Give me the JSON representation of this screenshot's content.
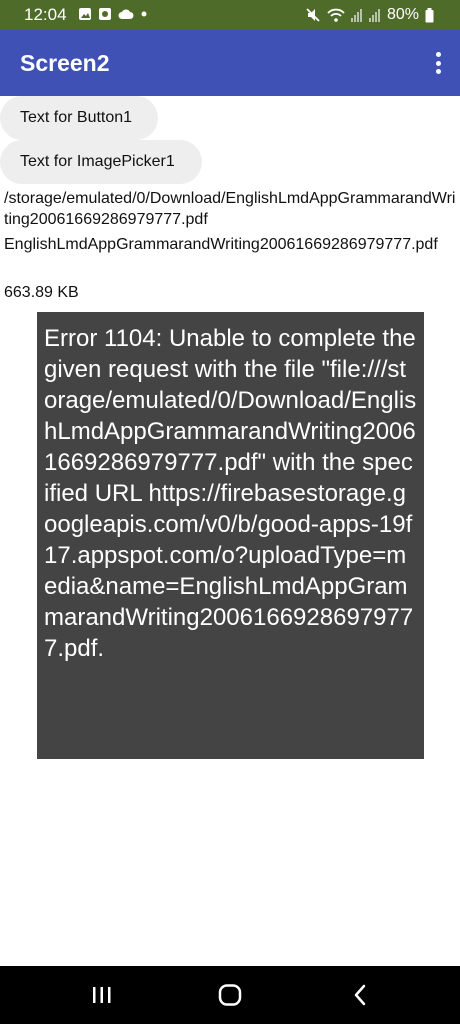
{
  "status_bar": {
    "time": "12:04",
    "left_icons": [
      "image-icon",
      "photo-icon",
      "cloud-icon",
      "dot-icon"
    ],
    "right_icons": [
      "mute-icon",
      "wifi-icon",
      "signal-icon",
      "signal-icon",
      "battery-icon"
    ],
    "battery": "80%"
  },
  "app_bar": {
    "title": "Screen2",
    "background": "#3f51b5",
    "menu_icon": "more-vert-icon"
  },
  "main": {
    "button1_label": "Text for Button1",
    "imagepicker_label": "Text for ImagePicker1",
    "file_path": "/storage/emulated/0/Download/EnglishLmdAppGrammarandWriting20061669286979777.pdf",
    "file_name": "EnglishLmdAppGrammarandWriting20061669286979777.pdf",
    "file_size": "663.89 KB"
  },
  "error": {
    "message": "Error 1104: Unable to complete the given request with the file \"file:///storage/emulated/0/Download/EnglishLmdAppGrammarandWriting20061669286979777.pdf\" with the specified URL https://firebasestorage.googleapis.com/v0/b/good-apps-19f17.appspot.com/o?uploadType=media&name=EnglishLmdAppGrammarandWriting20061669286979777.pdf."
  },
  "nav_bar": {
    "icons": [
      "recents-icon",
      "home-icon",
      "back-icon"
    ]
  }
}
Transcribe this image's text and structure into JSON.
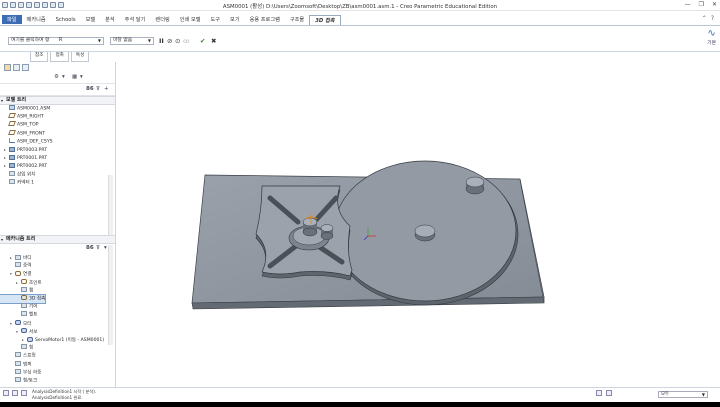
{
  "window": {
    "title": "ASM0001 (활성) D:\\Users\\Zoomsoft\\Desktop\\ZB\\asm0001.asm.1 - Creo Parametric Educational Edition",
    "minimize_glyph": "—",
    "restore_glyph": "❐",
    "close_glyph": "✕"
  },
  "menu": {
    "tabs": [
      "파일",
      "메카니즘",
      "Schools",
      "모델",
      "분석",
      "주석 달기",
      "렌더링",
      "인쇄 모델",
      "도구",
      "보기",
      "응용 프로그램",
      "구조물",
      "3D 접촉"
    ],
    "active_tab": "3D 접촉"
  },
  "ribbon": {
    "reference_dropdown": "여기를 클릭하여 항",
    "reference_value": "R",
    "type_dropdown": "마찰 없음",
    "pause_glyph": "II",
    "check_glyph": "✔",
    "cancel_glyph": "✖",
    "right_label": "기본",
    "arrow_glyph": "▼",
    "subtabs": [
      "참조",
      "접촉",
      "특성"
    ]
  },
  "left_panel": {
    "model_tree_title": "모델 트리",
    "model_tree_items": [
      {
        "label": "ASM0001.ASM",
        "icon": "assembly-icon",
        "expand": ""
      },
      {
        "label": "ASM_RIGHT",
        "icon": "datum-plane-icon",
        "expand": ""
      },
      {
        "label": "ASM_TOP",
        "icon": "datum-plane-icon",
        "expand": ""
      },
      {
        "label": "ASM_FRONT",
        "icon": "datum-plane-icon",
        "expand": ""
      },
      {
        "label": "ASM_DEF_CSYS",
        "icon": "csys-icon",
        "expand": ""
      },
      {
        "label": "PRT0003.PRT",
        "icon": "part-icon",
        "expand": "▸"
      },
      {
        "label": "PRT0001.PRT",
        "icon": "part-icon",
        "expand": "▸"
      },
      {
        "label": "PRT0002.PRT",
        "icon": "part-icon",
        "expand": "▸"
      },
      {
        "label": "삽입 위치",
        "icon": "insert-here-icon",
        "expand": ""
      },
      {
        "label": "커넥터 1",
        "icon": "connector-icon",
        "expand": ""
      }
    ],
    "mechanism_tree_title": "메카니즘 트리",
    "mechanism_tree_items": [
      {
        "label": "바디",
        "icon": "body-icon",
        "expand": "▸",
        "indent": 1
      },
      {
        "label": "중력",
        "icon": "gravity-icon",
        "expand": "",
        "indent": 1
      },
      {
        "label": "연결",
        "icon": "connection-icon",
        "expand": "▾",
        "indent": 1
      },
      {
        "label": "조인트",
        "icon": "joint-icon",
        "expand": "▸",
        "indent": 2
      },
      {
        "label": "캠",
        "icon": "cam-icon",
        "expand": "",
        "indent": 2
      },
      {
        "label": "3D 접촉",
        "icon": "contact-3d-icon",
        "expand": "",
        "indent": 2
      },
      {
        "label": "기어",
        "icon": "gear-icon",
        "expand": "",
        "indent": 2
      },
      {
        "label": "벨트",
        "icon": "belt-icon",
        "expand": "",
        "indent": 2
      },
      {
        "label": "모터",
        "icon": "motor-icon",
        "expand": "▾",
        "indent": 1
      },
      {
        "label": "서보",
        "icon": "servo-icon",
        "expand": "▾",
        "indent": 2
      },
      {
        "label": "ServoMotor1 (이동 - ASM0001)",
        "icon": "servo-motor-icon",
        "expand": "▸",
        "indent": 3
      },
      {
        "label": "힘",
        "icon": "force-icon",
        "expand": "",
        "indent": 2
      },
      {
        "label": "스프링",
        "icon": "spring-icon",
        "expand": "",
        "indent": 1
      },
      {
        "label": "댐퍼",
        "icon": "damper-icon",
        "expand": "",
        "indent": 1
      },
      {
        "label": "부싱 하중",
        "icon": "bushing-icon",
        "expand": "",
        "indent": 1
      },
      {
        "label": "힘/토크",
        "icon": "force-torque-icon",
        "expand": "",
        "indent": 1
      }
    ],
    "selected_mechanism_item": "3D 접촉"
  },
  "status": {
    "messages": [
      "AnalysisDefinition1 시작 ( 분석).",
      "AnalysisDefinition1 완료."
    ],
    "selection_filter": "모두"
  },
  "colors": {
    "file_tab": "#3c6db3",
    "part_gray": "#8e959f",
    "part_edge": "#3a3f45"
  }
}
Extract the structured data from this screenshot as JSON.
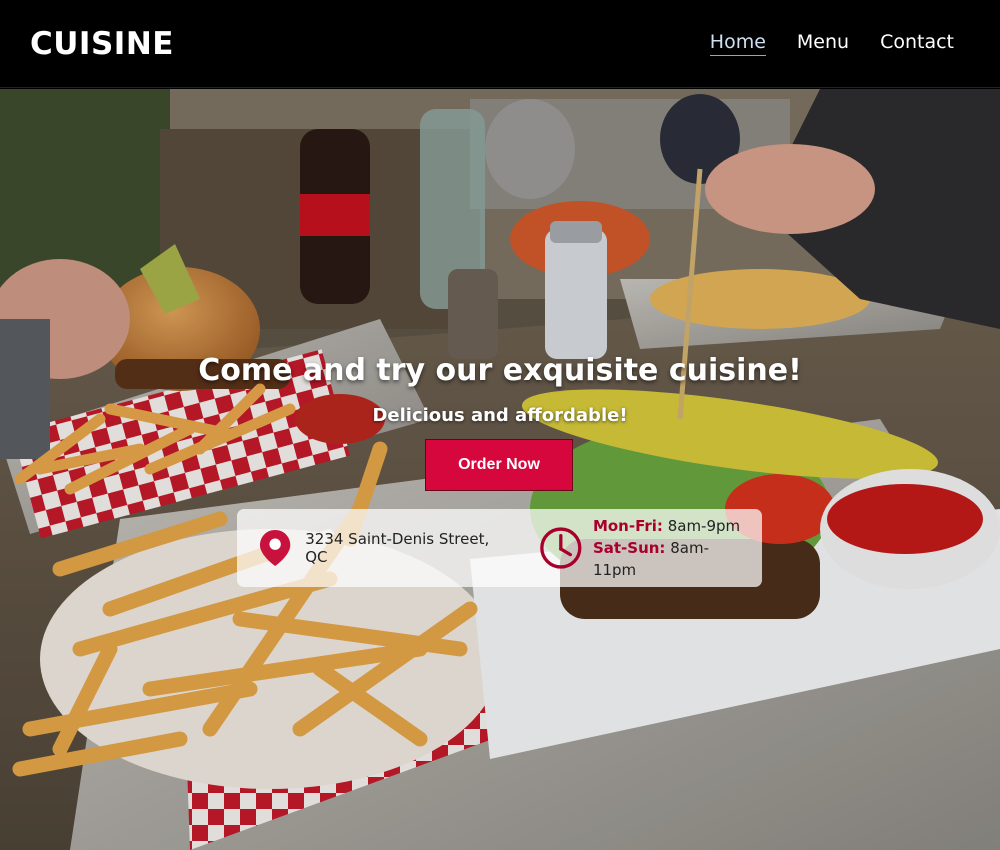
{
  "brand": "CUISINE",
  "nav": {
    "items": [
      {
        "label": "Home",
        "active": true
      },
      {
        "label": "Menu",
        "active": false
      },
      {
        "label": "Contact",
        "active": false
      }
    ]
  },
  "hero": {
    "headline": "Come and try our exquisite cuisine!",
    "subheadline": "Delicious and affordable!",
    "cta_label": "Order Now",
    "background": "photo of burgers, fries, pickle and ketchup on trays at an outdoor wooden table"
  },
  "info": {
    "address": "3234 Saint-Denis Street, QC",
    "hours": [
      {
        "days": "Mon-Fri:",
        "time": "8am-9pm"
      },
      {
        "days": "Sat-Sun:",
        "time": "8am-11pm"
      }
    ]
  },
  "icons": {
    "location": "location-pin-icon",
    "clock": "clock-icon"
  },
  "colors": {
    "accent": "#d6073c",
    "accent_dark": "#a8002b",
    "nav_bg": "#000000"
  }
}
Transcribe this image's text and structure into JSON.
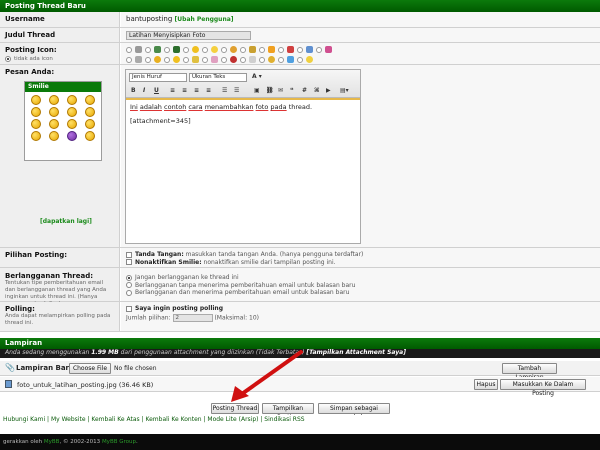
{
  "thread_header": "Posting Thread Baru",
  "username": {
    "label": "Username",
    "value": "bantuposting",
    "change_link": "[Ubah Pengguna]"
  },
  "subject": {
    "label": "Judul Thread",
    "value": "Latihan Menyisipkan Foto"
  },
  "post_icon": {
    "label": "Posting Icon:",
    "no_icon": "tidak ada icon"
  },
  "message": {
    "label": "Pesan Anda:",
    "smilies_title": "Smilie",
    "get_more": "[dapatkan lagi]",
    "font_select": "Jenis Huruf",
    "size_select": "Ukuran Teks",
    "text_line": "Ini adalah contoh cara menambahkan foto pada thread.",
    "text_words": [
      "Ini",
      "adalah",
      "contoh",
      "cara",
      "menambahkan",
      "foto",
      "pada",
      "thread."
    ],
    "attachment_code": "[attachment=345]"
  },
  "post_options": {
    "label": "Pilihan Posting:",
    "signature_title": "Tanda Tangan:",
    "signature_desc": "masukkan tanda tangan Anda. (hanya pengguna terdaftar)",
    "smilies_title": "Nonaktifkan Smilie:",
    "smilies_desc": "nonaktifkan smilie dari tampilan posting ini."
  },
  "subscribe": {
    "label": "Berlangganan Thread:",
    "desc": "Tentukan tipe pemberitahuan email dan berlangganan thread yang Anda inginkan untuk thread ini. (Hanya pengguna terdaftar)",
    "options": [
      "Jangan berlangganan ke thread ini",
      "Berlangganan tanpa menerima pemberitahuan email untuk balasan baru",
      "Berlangganan dan menerima pemberitahuan email untuk balasan baru"
    ]
  },
  "polling": {
    "label": "Polling:",
    "desc": "Anda dapat melampirkan polling pada thread ini.",
    "checkbox": "Saya ingin posting polling",
    "options_label": "Jumlah pilihan:",
    "options_value": "2",
    "max": "(Maksimal: 10)"
  },
  "attachments": {
    "header": "Lampiran",
    "quota_before": "Anda sedang menggunakan ",
    "quota_used": "1.99 MB",
    "quota_mid": " dari penggunaan attachment yang diizinkan (Tidak Terbatas)",
    "quota_link": "[Tampilkan Attachment Saya]",
    "new_label": "Lampiran Baru:",
    "choose_file": "Choose File",
    "no_file": "No file chosen",
    "add_button": "Tambah Lampiran",
    "file_name": "foto_untuk_latihan_posting.jpg (36.46 KB)",
    "delete_button": "Hapus",
    "insert_button": "Masukkan Ke Dalam Posting"
  },
  "actions": {
    "post": "Posting Thread",
    "preview": "Tampilkan Posting",
    "save": "Simpan sebagai naskah"
  },
  "footer_links": "Hubungi Kami | My Website | Kembali Ke Atas | Kembali Ke Konten | Mode Lite (Arsip) | Sindikasi RSS",
  "copyright": {
    "before": "gerakkan oleh ",
    "brand": "MyBB",
    "mid": ", © 2002-2013 ",
    "group": "MyBB Group",
    "end": "."
  },
  "colors": {
    "header_green": "#0a7a0a",
    "link_green": "#1a8a1a",
    "arrow_red": "#d01010"
  }
}
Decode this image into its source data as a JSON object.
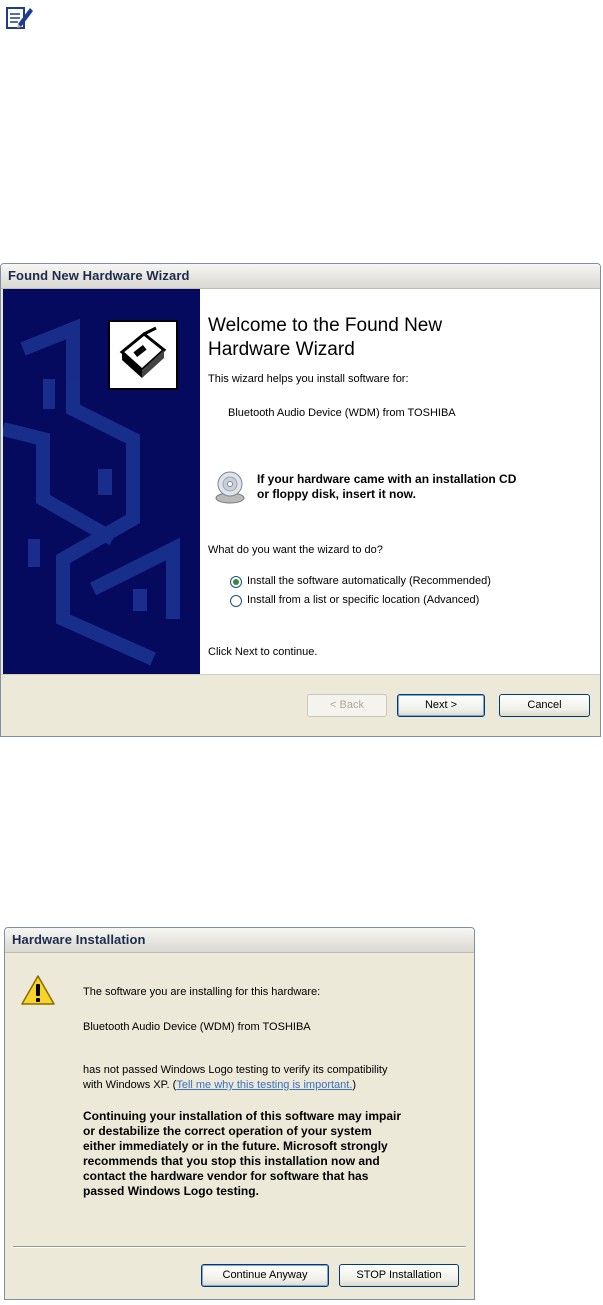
{
  "note_icon": "note-pencil-icon",
  "wizard": {
    "title": "Found New Hardware Wizard",
    "heading_line1": "Welcome to the Found New",
    "heading_line2": "Hardware Wizard",
    "intro": "This wizard helps you install software for:",
    "device": "Bluetooth Audio Device (WDM) from TOSHIBA",
    "cd_line1": "If your hardware came with an installation CD",
    "cd_line2": "or floppy disk, insert it now.",
    "question": "What do you want the wizard to do?",
    "options": [
      {
        "label": "Install the software automatically (Recommended)",
        "selected": true
      },
      {
        "label": "Install from a list or specific location (Advanced)",
        "selected": false
      }
    ],
    "continue_text": "Click Next to continue.",
    "buttons": {
      "back": "< Back",
      "next": "Next >",
      "cancel": "Cancel"
    }
  },
  "hardware_installation": {
    "title": "Hardware Installation",
    "line1": "The software you are installing for this hardware:",
    "device": "Bluetooth Audio Device (WDM) from TOSHIBA",
    "line2a": "has not passed Windows Logo testing to verify its compatibility",
    "line2b": "with Windows XP. (",
    "link": "Tell me why this testing is important.",
    "line2c": ")",
    "warning_lines": [
      "Continuing your installation of this software may impair",
      "or destabilize the correct operation of your system",
      "either immediately or in the future. Microsoft strongly",
      "recommends that you stop this installation now and",
      "contact the hardware vendor for software that has",
      "passed Windows Logo testing."
    ],
    "buttons": {
      "continue": "Continue Anyway",
      "stop": "STOP Installation"
    }
  }
}
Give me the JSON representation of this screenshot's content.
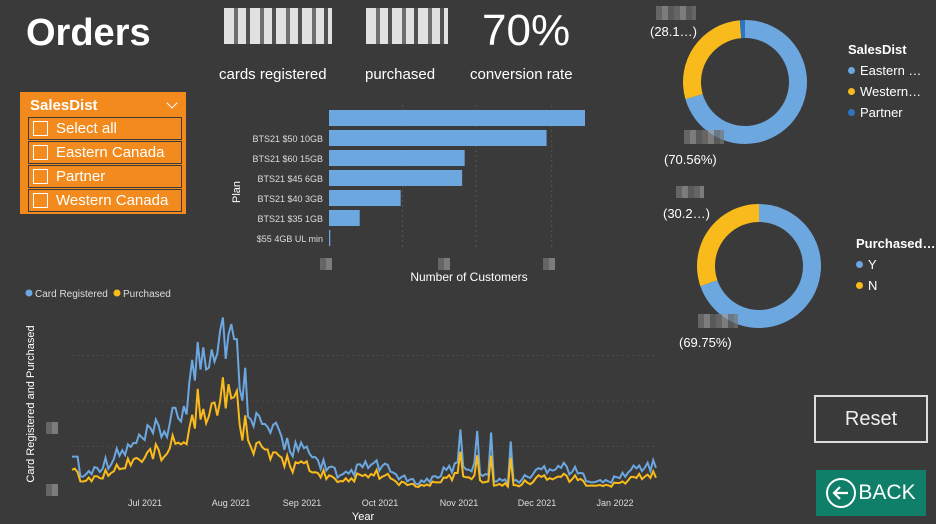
{
  "header": {
    "title": "Orders"
  },
  "kpis": [
    {
      "value": "",
      "label": "cards registered"
    },
    {
      "value": "",
      "label": "purchased"
    },
    {
      "value": "70%",
      "label": "conversion rate"
    }
  ],
  "slicer": {
    "title": "SalesDist",
    "items": [
      "Select all",
      "Eastern Canada",
      "Partner",
      "Western Canada"
    ]
  },
  "bar_chart": {
    "ylabel": "Plan",
    "xlabel": "Number of Customers",
    "bars": [
      {
        "label": "",
        "value": 100
      },
      {
        "label": "BTS21 $50 10GB",
        "value": 85
      },
      {
        "label": "BTS21 $60 15GB",
        "value": 53
      },
      {
        "label": "BTS21 $45 6GB",
        "value": 52
      },
      {
        "label": "BTS21 $40 3GB",
        "value": 28
      },
      {
        "label": "BTS21 $35 1GB",
        "value": 12
      },
      {
        "label": "$55 4GB UL min",
        "value": 0.5
      }
    ],
    "color": "#6ca7df"
  },
  "donut1": {
    "legend_title": "SalesDist",
    "legend": [
      {
        "label": "Eastern …",
        "color": "#6ca7df"
      },
      {
        "label": "Western…",
        "color": "#f9bb1b"
      },
      {
        "label": "Partner",
        "color": "#2f74c0"
      }
    ],
    "label_small": "(28.1…)",
    "label_large": "(70.56%)",
    "segments": [
      70.56,
      28.1,
      1.34
    ]
  },
  "donut2": {
    "legend_title": "Purchased…",
    "legend": [
      {
        "label": "Y",
        "color": "#6ca7df"
      },
      {
        "label": "N",
        "color": "#f9bb1b"
      }
    ],
    "label_small": "(30.2…)",
    "label_large": "(69.75%)",
    "segments": [
      69.75,
      30.25
    ]
  },
  "line_chart": {
    "legend": [
      {
        "label": "Card Registered",
        "color": "#6ca7df"
      },
      {
        "label": "Purchased",
        "color": "#f9bb1b"
      }
    ],
    "ylabel": "Card Registered and Purchased",
    "xlabel": "Year",
    "ticks": [
      "Jul 2021",
      "Aug 2021",
      "Sep 2021",
      "Oct 2021",
      "Nov 2021",
      "Dec 2021",
      "Jan 2022"
    ]
  },
  "buttons": {
    "reset": "Reset",
    "back": "BACK"
  },
  "chart_data": {
    "type": "bar",
    "ylabel": "Plan",
    "xlabel": "Number of Customers",
    "categories": [
      "",
      "BTS21 $50 10GB",
      "BTS21 $60 15GB",
      "BTS21 $45 6GB",
      "BTS21 $40 3GB",
      "BTS21 $35 1GB",
      "$55 4GB UL min"
    ],
    "values": [
      100,
      85,
      53,
      52,
      28,
      12,
      0.5
    ]
  }
}
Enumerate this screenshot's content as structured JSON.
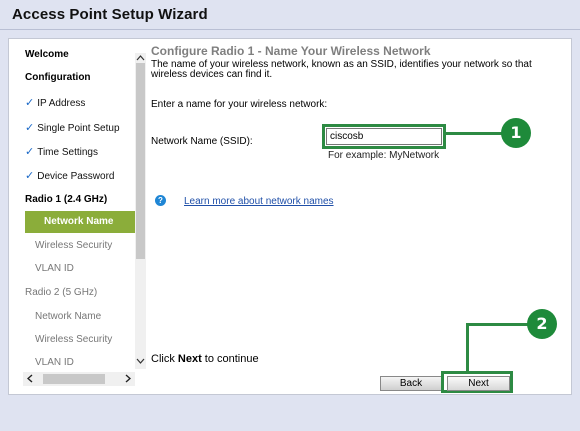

Exercise:
Pull out all lines from the entries above in which the word "terdaftar" appears.

Correct output:
    "signature_desc": "masukkan tanda tangan Anda. (hanya pengguna terdaftar)",
    "desc": "Tentukan tipe pemberitahuan email dan berlangganan thread yang Anda inginkan untuk thread ini. (Hanya pengguna terdaftar)",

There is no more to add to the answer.